- **TASK OBJECTIVE**
Give the data below again exactly as written, without its pictures.

- **INPUT MATERIAL**

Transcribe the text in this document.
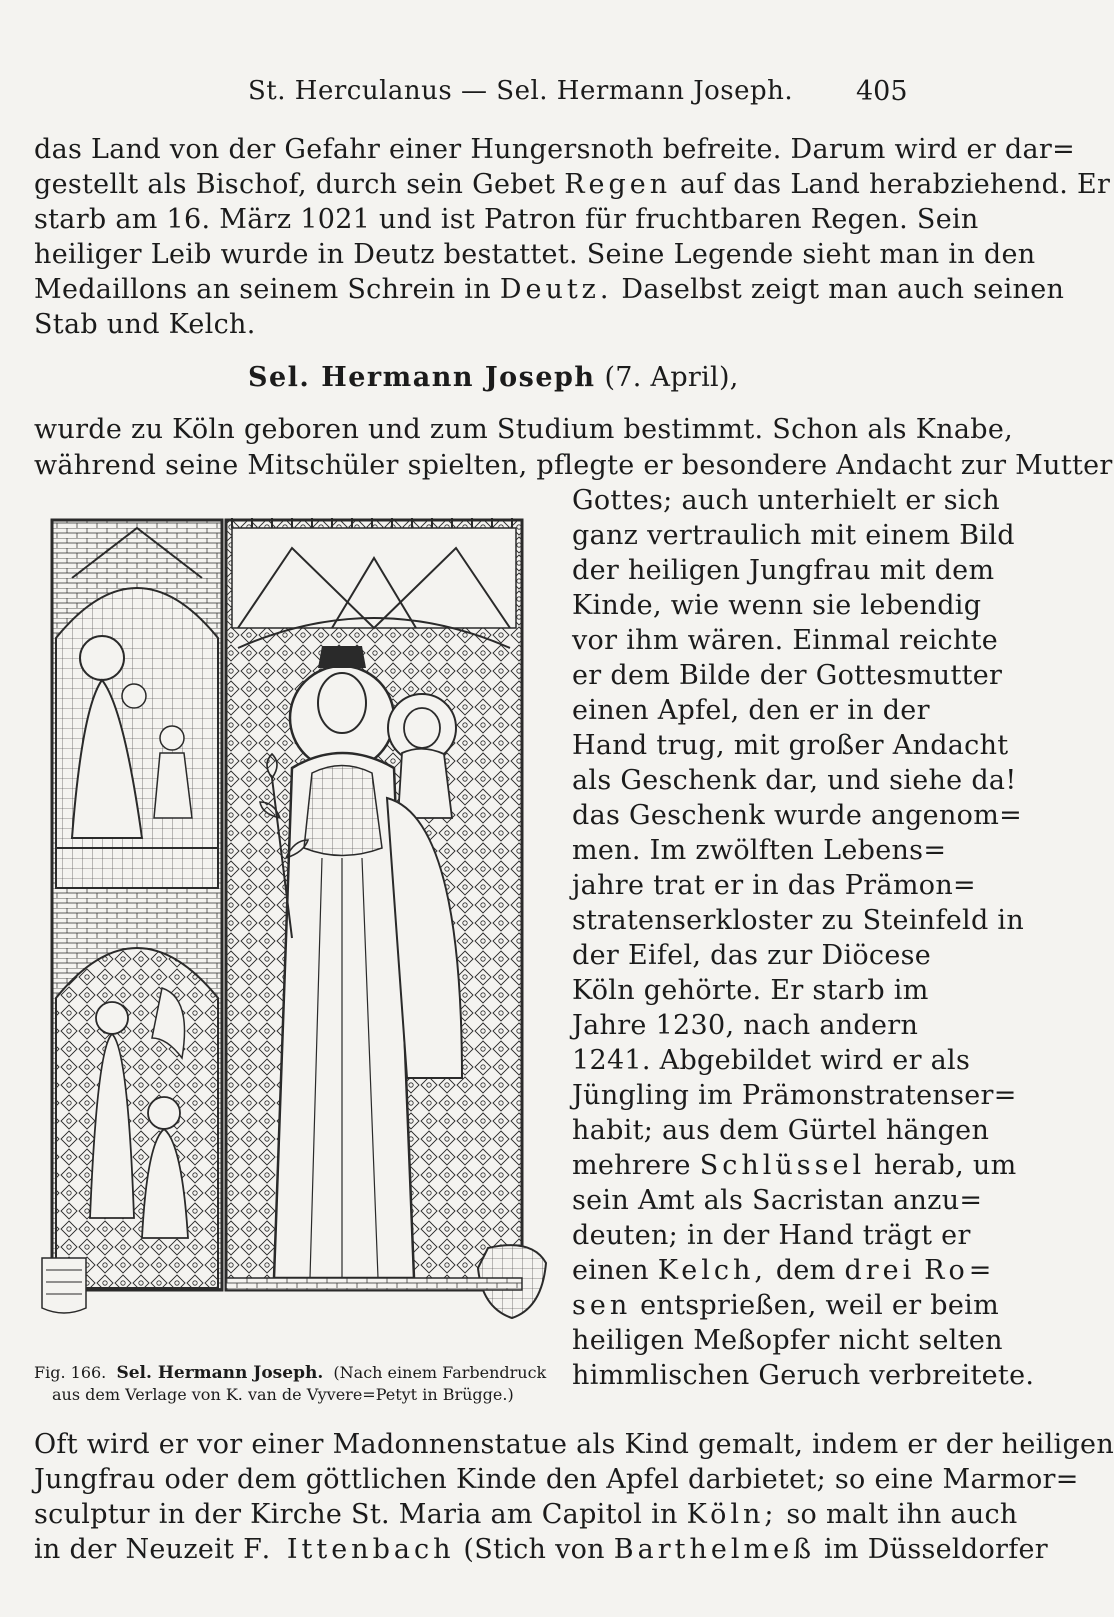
St. Herculanus — Sel. Hermann Joseph. 405
das Land von der Gefahr einer Hungersnoth befreite. Darum wird er dar=
gestellt als Bischof, durch sein Gebet Regen auf das Land herabziehend. Er
starb am 16. März 1021 und ist Patron für fruchtbaren Regen. Sein
heiliger Leib wurde in Deutz bestattet. Seine Legende sieht man in den
Medaillons an seinem Schrein in Deutz. Daselbst zeigt man auch seinen
Stab und Kelch.
Sel. Hermann Joseph (7. April),
wurde zu Köln geboren und zum Studium bestimmt. Schon als Knabe,
während seine Mitschüler spielten, pflegte er besondere Andacht zur Mutter
Gottes; auch unterhielt er sich
ganz vertraulich mit einem Bild
der heiligen Jungfrau mit dem
Kinde, wie wenn sie lebendig
vor ihm wären. Einmal reichte
er dem Bilde der Gottesmutter
einen Apfel, den er in der
Hand trug, mit großer Andacht
als Geschenk dar, und siehe da!
das Geschenk wurde angenom=
men. Im zwölften Lebens=
jahre trat er in das Prämon=
stratenserkloster zu Steinfeld in
der Eifel, das zur Diöcese
Köln gehörte. Er starb im
Jahre 1230, nach andern
1241. Abgebildet wird er als
Jüngling im Prämonstratenser=
habit; aus dem Gürtel hängen
mehrere Schlüssel herab, um
sein Amt als Sacristan anzu=
deuten; in der Hand trägt er
einen Kelch, dem drei Ro=
sen entsprießen, weil er beim
heiligen Meßopfer nicht selten
himmlischen Geruch verbreitete.
Fig. 166. Sel. Hermann Joseph. (Nach einem Farbendruck
aus dem Verlage von K. van de Vyvere=Petyt in Brügge.)
Oft wird er vor einer Madonnenstatue als Kind gemalt, indem er der heiligen
Jungfrau oder dem göttlichen Kinde den Apfel darbietet; so eine Marmor=
sculptur in der Kirche St. Maria am Capitol in Köln; so malt ihn auch
in der Neuzeit F. Ittenbach (Stich von Barthelmeß im Düsseldorfer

- **OUTPUT OF THE TASK**
Transcribe the text in this document.
St. Herculanus — Sel. Hermann Joseph. 405
das Land von der Gefahr einer Hungersnoth befreite. Darum wird er dar=
gestellt als Bischof, durch sein Gebet Regen auf das Land herabziehend. Er
starb am 16. März 1021 und ist Patron für fruchtbaren Regen. Sein
heiliger Leib wurde in Deutz bestattet. Seine Legende sieht man in den
Medaillons an seinem Schrein in Deutz. Daselbst zeigt man auch seinen
Stab und Kelch.
Sel. Hermann Joseph (7. April),
wurde zu Köln geboren und zum Studium bestimmt. Schon als Knabe,
während seine Mitschüler spielten, pflegte er besondere Andacht zur Mutter
Gottes; auch unterhielt er sich
ganz vertraulich mit einem Bild
der heiligen Jungfrau mit dem
Kinde, wie wenn sie lebendig
vor ihm wären. Einmal reichte
er dem Bilde der Gottesmutter
einen Apfel, den er in der
Hand trug, mit großer Andacht
als Geschenk dar, und siehe da!
das Geschenk wurde angenom=
men. Im zwölften Lebens=
jahre trat er in das Prämon=
stratenserkloster zu Steinfeld in
der Eifel, das zur Diöcese
Köln gehörte. Er starb im
Jahre 1230, nach andern
1241. Abgebildet wird er als
Jüngling im Prämonstratenser=
habit; aus dem Gürtel hängen
mehrere Schlüssel herab, um
sein Amt als Sacristan anzu=
deuten; in der Hand trägt er
einen Kelch, dem drei Ro=
sen entsprießen, weil er beim
heiligen Meßopfer nicht selten
himmlischen Geruch verbreitete.
Fig. 166. Sel. Hermann Joseph. (Nach einem Farbendruck
aus dem Verlage von K. van de Vyvere=Petyt in Brügge.)
Oft wird er vor einer Madonnenstatue als Kind gemalt, indem er der heiligen
Jungfrau oder dem göttlichen Kinde den Apfel darbietet; so eine Marmor=
sculptur in der Kirche St. Maria am Capitol in Köln; so malt ihn auch
in der Neuzeit F. Ittenbach (Stich von Barthelmeß im Düsseldorfer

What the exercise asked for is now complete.